Short problem:
Read through the data and report every line in which the word "JSON" occurs.

····················

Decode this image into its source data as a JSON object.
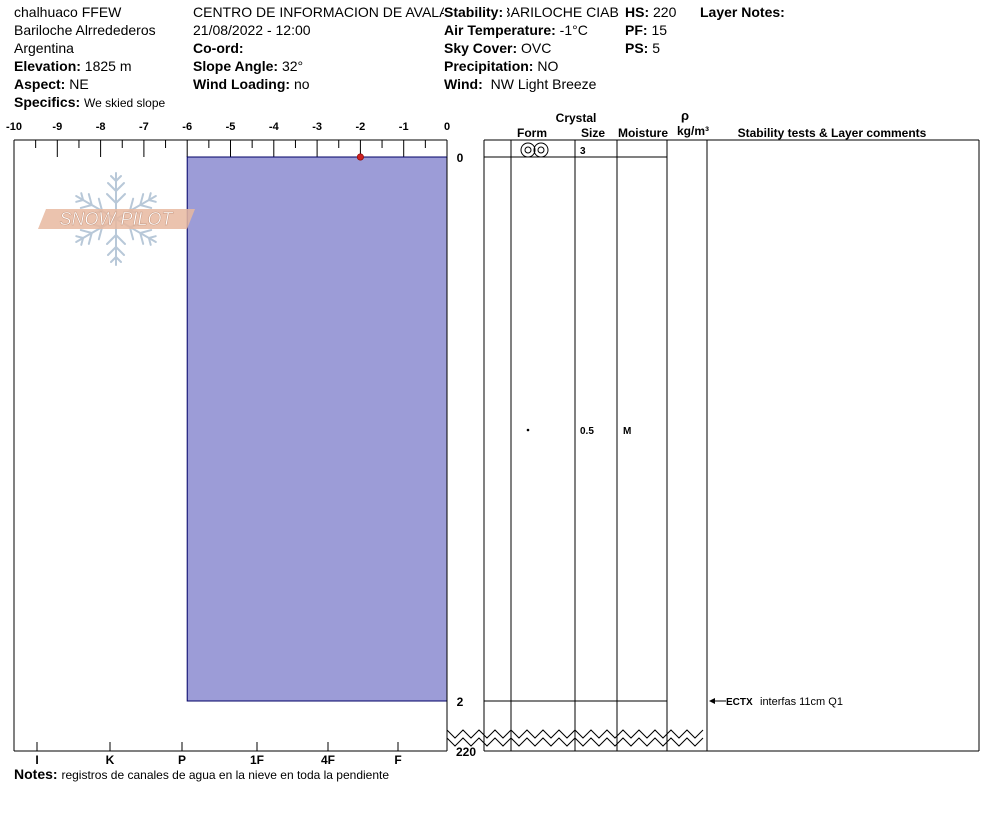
{
  "site": {
    "name": "chalhuaco FFEW",
    "area": "Bariloche Alrredederos",
    "country": "Argentina",
    "elevation_label": "Elevation:",
    "elevation": "1825 m",
    "aspect_label": "Aspect:",
    "aspect": "NE",
    "specifics_label": "Specifics:",
    "specifics": "We skied slope"
  },
  "obs": {
    "organization": "CENTRO DE INFORMACION DE AVALANCHAS BARILOCHE CIAB",
    "datetime": "21/08/2022 - 12:00",
    "coord_label": "Co-ord:",
    "slope_label": "Slope Angle:",
    "slope": "32°",
    "wind_loading_label": "Wind Loading:",
    "wind_loading": "no"
  },
  "weather": {
    "stability_label": "Stability:",
    "air_temp_label": "Air Temperature:",
    "air_temp": "-1°C",
    "sky_label": "Sky Cover:",
    "sky": "OVC",
    "precip_label": "Precipitation:",
    "precip": "NO",
    "wind_label": "Wind:",
    "wind": "NW Light Breeze"
  },
  "depths": {
    "hs_label": "HS:",
    "hs": "220",
    "pf_label": "PF:",
    "pf": "15",
    "ps_label": "PS:",
    "ps": "5"
  },
  "layer_notes_label": "Layer Notes:",
  "logo_text": "SNOW PILOT",
  "table": {
    "crystal": "Crystal",
    "form": "Form",
    "size": "Size",
    "moisture": "Moisture",
    "rho": "ρ",
    "density_unit": "kg/m³",
    "stability": "Stability tests & Layer comments"
  },
  "notes_label": "Notes:",
  "notes": "registros de canales de agua en la nieve en toda la pendiente",
  "chart_data": {
    "type": "snow_profile",
    "temperature_axis": {
      "ticks": [
        -10,
        -9,
        -8,
        -7,
        -6,
        -5,
        -4,
        -3,
        -2,
        -1,
        0
      ],
      "labels": [
        "-10",
        "-9",
        "-8",
        "-7",
        "-6",
        "-5",
        "-4",
        "-3",
        "-2",
        "-1",
        "0"
      ]
    },
    "hardness_axis": {
      "labels": [
        "I",
        "K",
        "P",
        "1F",
        "4F",
        "F"
      ]
    },
    "depth_labels": [
      "0",
      "2",
      "220"
    ],
    "layers": [
      {
        "top": 0,
        "bottom": 2,
        "hardness_left_temp": -6,
        "color": "#9c9cd7"
      }
    ],
    "temperature_points": [
      {
        "depth": 0,
        "temp": -2
      }
    ],
    "crystals": [
      {
        "depth": 0,
        "form": "melt-forms-icon",
        "size": "3",
        "moisture": ""
      },
      {
        "depth": 1,
        "form": "precipitation-particles-icon",
        "size": "0.5",
        "moisture": "M"
      }
    ],
    "tests": [
      {
        "depth": 2,
        "code": "ECTX",
        "comment": "interfas 11cm Q1"
      }
    ],
    "colors": {
      "layer": "#9c9cd7",
      "temperature": "#cc2222",
      "logo": "#e8b8a0"
    }
  }
}
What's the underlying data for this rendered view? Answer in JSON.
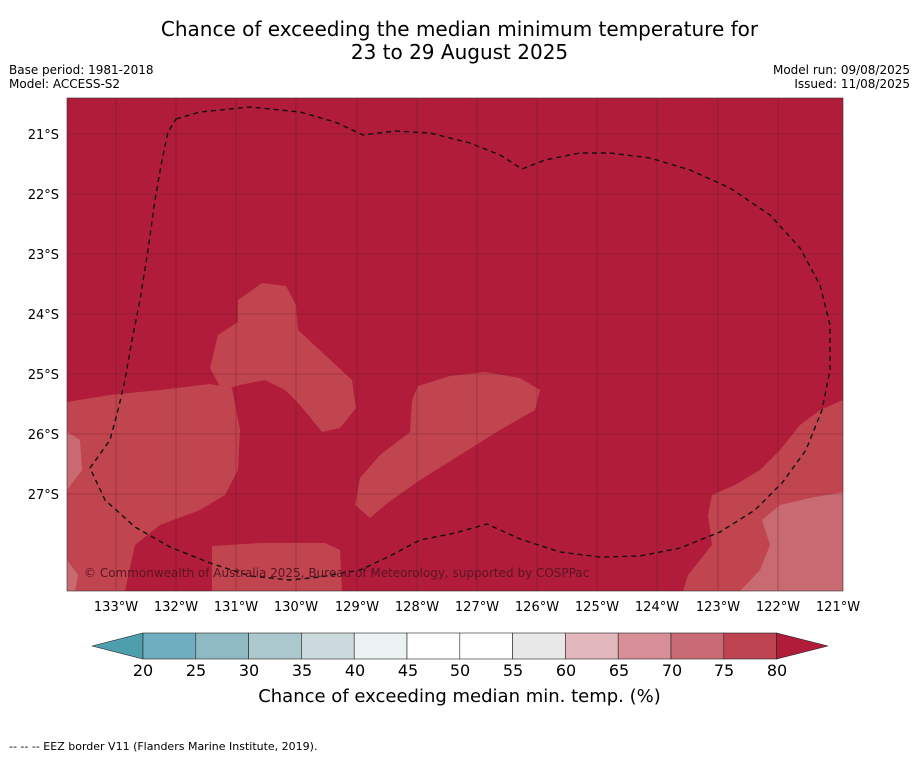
{
  "title_line1": "Chance of exceeding the median minimum temperature for",
  "title_line2": "23 to 29 August 2025",
  "meta": {
    "base_period": "Base period: 1981-2018",
    "model": "Model: ACCESS-S2",
    "model_run": "Model run: 09/08/2025",
    "issued": "Issued: 11/08/2025"
  },
  "map": {
    "lat_labels": [
      "21°S",
      "22°S",
      "23°S",
      "24°S",
      "25°S",
      "26°S",
      "27°S"
    ],
    "lon_labels": [
      "133°W",
      "132°W",
      "131°W",
      "130°W",
      "129°W",
      "128°W",
      "127°W",
      "126°W",
      "125°W",
      "124°W",
      "123°W",
      "122°W",
      "121°W"
    ],
    "copyright": "© Commonwealth of Australia 2025, Bureau of Meteorology, supported by COSPPac",
    "colors": {
      "band_80_plus": "#b01c39",
      "band_75_80": "#c1454f",
      "band_70_75": "#c96a72"
    }
  },
  "colorbar": {
    "ticks": [
      "20",
      "25",
      "30",
      "35",
      "40",
      "45",
      "50",
      "55",
      "60",
      "65",
      "70",
      "75",
      "80"
    ],
    "colors": [
      "#4e9fae",
      "#6faebe",
      "#8fbac4",
      "#abc8cd",
      "#cbdadd",
      "#ecf1f2",
      "#ffffff",
      "#ffffff",
      "#e8e8e8",
      "#e2b8bc",
      "#d88f97",
      "#ca6a74",
      "#be4452",
      "#b01c39"
    ],
    "label": "Chance of exceeding median min. temp. (%)"
  },
  "footer": "--  --  -- EEZ border V11 (Flanders Marine Institute, 2019)."
}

····················

Solution for this exercise:
Decode this image into its source data as a JSON object.
What's the underlying data for this rendered view? Answer in JSON.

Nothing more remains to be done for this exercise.